**Dataset rows about figures**
• • • • • • •

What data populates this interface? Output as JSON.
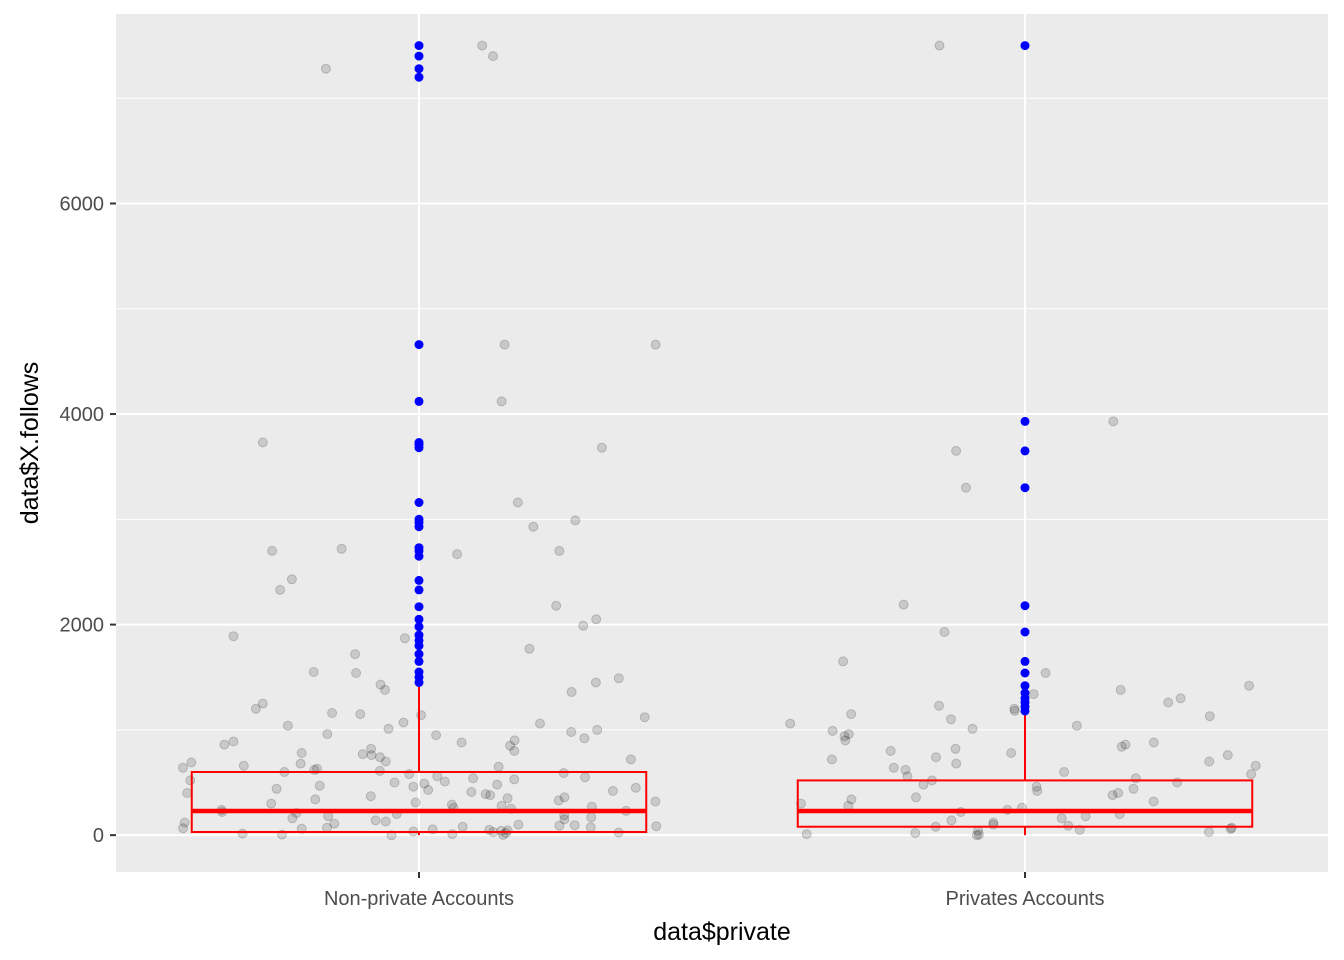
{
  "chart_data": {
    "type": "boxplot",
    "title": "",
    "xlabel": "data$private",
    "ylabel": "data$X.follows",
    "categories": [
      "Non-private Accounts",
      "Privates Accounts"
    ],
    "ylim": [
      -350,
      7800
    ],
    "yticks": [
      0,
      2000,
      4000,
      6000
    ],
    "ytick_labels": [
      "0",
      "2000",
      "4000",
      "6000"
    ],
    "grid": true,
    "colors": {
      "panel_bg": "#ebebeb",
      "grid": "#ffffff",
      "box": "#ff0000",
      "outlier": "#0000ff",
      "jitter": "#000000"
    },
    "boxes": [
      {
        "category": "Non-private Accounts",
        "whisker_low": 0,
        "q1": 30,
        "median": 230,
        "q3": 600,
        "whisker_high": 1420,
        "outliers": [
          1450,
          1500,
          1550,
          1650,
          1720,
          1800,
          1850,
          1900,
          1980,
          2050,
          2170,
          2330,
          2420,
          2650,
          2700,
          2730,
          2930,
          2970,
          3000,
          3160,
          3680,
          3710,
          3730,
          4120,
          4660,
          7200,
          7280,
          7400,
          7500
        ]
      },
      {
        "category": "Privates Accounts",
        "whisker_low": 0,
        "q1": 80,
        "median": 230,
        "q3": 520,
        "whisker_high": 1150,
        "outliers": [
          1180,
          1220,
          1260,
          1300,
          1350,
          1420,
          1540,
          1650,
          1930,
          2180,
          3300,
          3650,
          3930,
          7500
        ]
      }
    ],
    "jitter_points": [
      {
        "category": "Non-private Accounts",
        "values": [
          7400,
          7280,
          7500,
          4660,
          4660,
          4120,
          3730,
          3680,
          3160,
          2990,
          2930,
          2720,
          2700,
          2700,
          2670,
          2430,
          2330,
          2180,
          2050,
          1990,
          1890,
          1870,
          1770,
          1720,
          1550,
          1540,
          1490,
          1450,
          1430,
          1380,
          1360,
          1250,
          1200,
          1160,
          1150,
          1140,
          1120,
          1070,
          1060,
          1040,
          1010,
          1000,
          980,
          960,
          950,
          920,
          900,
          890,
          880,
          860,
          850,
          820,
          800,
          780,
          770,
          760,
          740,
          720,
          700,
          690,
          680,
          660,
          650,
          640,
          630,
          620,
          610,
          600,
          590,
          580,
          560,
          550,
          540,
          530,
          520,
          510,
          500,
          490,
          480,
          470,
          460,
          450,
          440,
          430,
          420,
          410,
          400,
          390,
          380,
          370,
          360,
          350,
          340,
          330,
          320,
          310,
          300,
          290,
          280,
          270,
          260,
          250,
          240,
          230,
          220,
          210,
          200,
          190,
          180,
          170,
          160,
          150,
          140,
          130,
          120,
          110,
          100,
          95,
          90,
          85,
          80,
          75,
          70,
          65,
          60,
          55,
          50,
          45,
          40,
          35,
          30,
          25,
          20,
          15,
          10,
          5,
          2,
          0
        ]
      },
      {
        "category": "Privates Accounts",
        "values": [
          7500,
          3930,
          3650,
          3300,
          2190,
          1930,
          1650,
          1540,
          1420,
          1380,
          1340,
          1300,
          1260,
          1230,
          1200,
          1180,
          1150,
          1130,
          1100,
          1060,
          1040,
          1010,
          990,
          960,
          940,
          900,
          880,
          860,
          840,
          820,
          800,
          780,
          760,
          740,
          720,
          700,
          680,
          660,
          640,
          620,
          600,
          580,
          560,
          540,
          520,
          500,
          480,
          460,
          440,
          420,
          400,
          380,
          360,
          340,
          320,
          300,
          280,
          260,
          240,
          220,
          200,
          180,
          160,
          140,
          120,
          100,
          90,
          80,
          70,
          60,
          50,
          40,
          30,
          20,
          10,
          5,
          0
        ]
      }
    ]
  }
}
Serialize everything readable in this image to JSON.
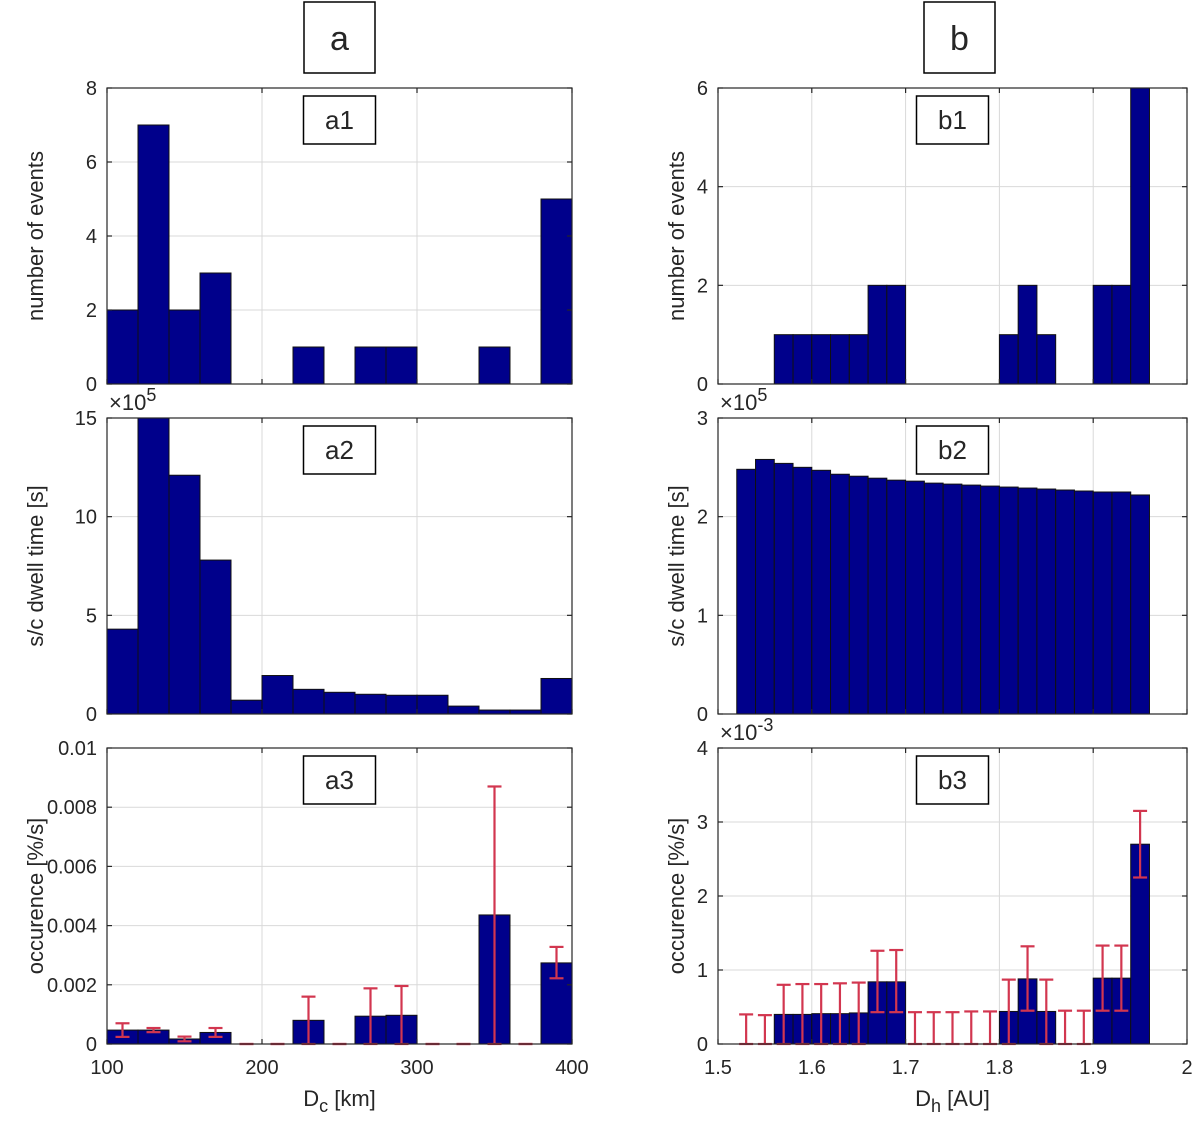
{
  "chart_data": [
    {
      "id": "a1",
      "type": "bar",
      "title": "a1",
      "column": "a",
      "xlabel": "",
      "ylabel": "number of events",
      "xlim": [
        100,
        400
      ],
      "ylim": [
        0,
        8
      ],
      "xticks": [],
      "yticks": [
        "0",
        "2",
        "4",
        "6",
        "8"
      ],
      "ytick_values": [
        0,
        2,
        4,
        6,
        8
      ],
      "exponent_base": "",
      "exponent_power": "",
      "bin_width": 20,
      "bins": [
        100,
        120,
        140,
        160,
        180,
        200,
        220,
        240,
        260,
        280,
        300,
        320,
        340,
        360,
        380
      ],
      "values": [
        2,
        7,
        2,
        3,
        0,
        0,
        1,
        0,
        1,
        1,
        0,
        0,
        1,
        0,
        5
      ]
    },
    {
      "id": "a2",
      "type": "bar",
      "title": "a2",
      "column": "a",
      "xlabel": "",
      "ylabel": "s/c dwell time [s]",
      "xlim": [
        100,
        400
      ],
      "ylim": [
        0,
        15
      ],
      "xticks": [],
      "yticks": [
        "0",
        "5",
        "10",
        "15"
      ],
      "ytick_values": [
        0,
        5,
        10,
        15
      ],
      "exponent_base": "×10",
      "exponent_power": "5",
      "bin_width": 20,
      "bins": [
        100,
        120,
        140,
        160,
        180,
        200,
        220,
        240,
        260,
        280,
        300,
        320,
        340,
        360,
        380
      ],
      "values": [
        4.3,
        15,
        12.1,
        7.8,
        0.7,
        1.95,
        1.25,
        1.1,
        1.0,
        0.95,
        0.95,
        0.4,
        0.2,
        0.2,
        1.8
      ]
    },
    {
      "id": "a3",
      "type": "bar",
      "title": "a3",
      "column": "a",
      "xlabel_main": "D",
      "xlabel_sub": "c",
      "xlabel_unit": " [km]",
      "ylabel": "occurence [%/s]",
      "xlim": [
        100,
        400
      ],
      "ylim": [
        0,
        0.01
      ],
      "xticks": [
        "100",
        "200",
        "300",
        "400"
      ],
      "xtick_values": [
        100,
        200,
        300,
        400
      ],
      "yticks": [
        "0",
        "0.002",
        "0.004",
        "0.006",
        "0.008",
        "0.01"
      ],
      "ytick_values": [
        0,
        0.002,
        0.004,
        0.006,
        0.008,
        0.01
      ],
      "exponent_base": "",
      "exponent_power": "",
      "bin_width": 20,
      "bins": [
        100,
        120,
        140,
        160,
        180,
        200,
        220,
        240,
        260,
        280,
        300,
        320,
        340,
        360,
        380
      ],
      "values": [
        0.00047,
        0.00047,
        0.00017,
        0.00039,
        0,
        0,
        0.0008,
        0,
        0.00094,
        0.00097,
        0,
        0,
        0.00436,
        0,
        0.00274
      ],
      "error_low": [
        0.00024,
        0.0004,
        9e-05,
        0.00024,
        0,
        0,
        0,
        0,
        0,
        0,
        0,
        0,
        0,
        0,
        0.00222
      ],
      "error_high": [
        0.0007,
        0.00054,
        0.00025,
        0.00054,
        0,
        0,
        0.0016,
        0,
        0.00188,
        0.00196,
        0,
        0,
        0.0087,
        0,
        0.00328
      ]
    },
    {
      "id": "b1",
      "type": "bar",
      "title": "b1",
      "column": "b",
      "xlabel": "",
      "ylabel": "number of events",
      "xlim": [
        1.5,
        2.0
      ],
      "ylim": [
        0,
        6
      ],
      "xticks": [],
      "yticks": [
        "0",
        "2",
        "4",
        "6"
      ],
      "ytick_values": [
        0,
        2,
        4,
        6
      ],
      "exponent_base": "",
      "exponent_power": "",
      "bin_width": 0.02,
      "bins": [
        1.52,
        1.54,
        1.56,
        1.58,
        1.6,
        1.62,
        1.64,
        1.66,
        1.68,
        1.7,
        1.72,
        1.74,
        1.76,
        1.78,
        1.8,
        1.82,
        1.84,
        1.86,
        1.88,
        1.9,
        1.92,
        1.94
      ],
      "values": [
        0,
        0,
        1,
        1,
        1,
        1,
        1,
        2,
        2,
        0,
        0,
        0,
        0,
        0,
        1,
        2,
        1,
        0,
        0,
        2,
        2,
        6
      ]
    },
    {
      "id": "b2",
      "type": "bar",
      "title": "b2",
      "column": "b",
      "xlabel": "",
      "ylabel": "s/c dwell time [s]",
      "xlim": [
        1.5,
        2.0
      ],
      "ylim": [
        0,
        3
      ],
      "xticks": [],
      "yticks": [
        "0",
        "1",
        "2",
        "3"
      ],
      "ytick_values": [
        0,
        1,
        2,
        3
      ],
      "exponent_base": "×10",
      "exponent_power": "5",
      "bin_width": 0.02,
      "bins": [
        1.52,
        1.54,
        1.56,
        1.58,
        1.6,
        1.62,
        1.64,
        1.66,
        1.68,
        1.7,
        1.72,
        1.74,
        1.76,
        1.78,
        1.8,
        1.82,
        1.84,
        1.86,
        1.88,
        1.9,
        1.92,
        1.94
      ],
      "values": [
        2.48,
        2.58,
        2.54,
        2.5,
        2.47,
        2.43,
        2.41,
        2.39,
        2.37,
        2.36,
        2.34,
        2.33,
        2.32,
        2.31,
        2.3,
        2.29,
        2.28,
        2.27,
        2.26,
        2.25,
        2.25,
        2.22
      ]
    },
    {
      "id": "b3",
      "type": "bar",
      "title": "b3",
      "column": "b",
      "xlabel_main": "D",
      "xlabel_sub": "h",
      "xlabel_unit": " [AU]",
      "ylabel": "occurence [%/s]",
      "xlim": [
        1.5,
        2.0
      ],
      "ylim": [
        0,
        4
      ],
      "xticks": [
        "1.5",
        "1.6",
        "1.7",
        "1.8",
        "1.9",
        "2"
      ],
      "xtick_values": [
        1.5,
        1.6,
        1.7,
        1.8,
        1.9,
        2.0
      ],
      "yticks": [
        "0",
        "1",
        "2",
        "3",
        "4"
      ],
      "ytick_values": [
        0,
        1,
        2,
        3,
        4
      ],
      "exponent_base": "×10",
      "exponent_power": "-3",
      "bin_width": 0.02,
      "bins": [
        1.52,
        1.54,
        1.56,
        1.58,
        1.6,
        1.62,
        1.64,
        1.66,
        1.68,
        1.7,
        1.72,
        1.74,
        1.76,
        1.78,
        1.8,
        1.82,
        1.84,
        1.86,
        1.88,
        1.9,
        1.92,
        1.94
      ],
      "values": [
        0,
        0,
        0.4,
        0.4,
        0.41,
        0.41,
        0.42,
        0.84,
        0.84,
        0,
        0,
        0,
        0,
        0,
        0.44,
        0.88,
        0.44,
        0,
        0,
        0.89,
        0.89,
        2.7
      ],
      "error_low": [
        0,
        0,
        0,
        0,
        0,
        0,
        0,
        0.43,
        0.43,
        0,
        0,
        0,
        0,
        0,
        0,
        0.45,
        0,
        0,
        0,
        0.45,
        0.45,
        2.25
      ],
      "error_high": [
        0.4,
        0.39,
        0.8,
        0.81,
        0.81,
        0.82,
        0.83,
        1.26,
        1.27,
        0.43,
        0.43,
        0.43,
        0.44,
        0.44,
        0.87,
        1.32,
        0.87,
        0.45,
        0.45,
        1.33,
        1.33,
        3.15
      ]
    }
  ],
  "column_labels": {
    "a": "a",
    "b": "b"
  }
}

• • • • • • •

**What the task asks**
Collect each line above holding the string "this".

**Correct response**
What data populates this interface? Output as JSON.
Serialize everything readable in this image to JSON.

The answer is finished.